[Records from a collection]
━━━━━━━━
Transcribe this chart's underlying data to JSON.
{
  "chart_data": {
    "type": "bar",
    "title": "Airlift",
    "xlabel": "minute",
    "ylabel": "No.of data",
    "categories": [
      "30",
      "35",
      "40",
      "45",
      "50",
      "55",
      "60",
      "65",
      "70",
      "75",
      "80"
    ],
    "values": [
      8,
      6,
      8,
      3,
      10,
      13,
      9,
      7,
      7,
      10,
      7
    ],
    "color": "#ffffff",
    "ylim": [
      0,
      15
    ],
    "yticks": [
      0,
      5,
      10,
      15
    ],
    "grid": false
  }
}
━━━━━━━━
== What you will do ==
Above are the records; copy all of them exactly.

== Result of this exercise ==
Transcribe this chart's underlying data to JSON.
{
  "chart_data": {
    "type": "bar",
    "title": "Airlift",
    "xlabel": "minute",
    "ylabel": "No.of data",
    "categories": [
      "30",
      "35",
      "40",
      "45",
      "50",
      "55",
      "60",
      "65",
      "70",
      "75",
      "80"
    ],
    "values": [
      8,
      6,
      8,
      3,
      10,
      13,
      9,
      7,
      7,
      10,
      7
    ],
    "color": "#ffffff",
    "ylim": [
      0,
      15
    ],
    "yticks": [
      0,
      5,
      10,
      15
    ],
    "grid": false
  }
}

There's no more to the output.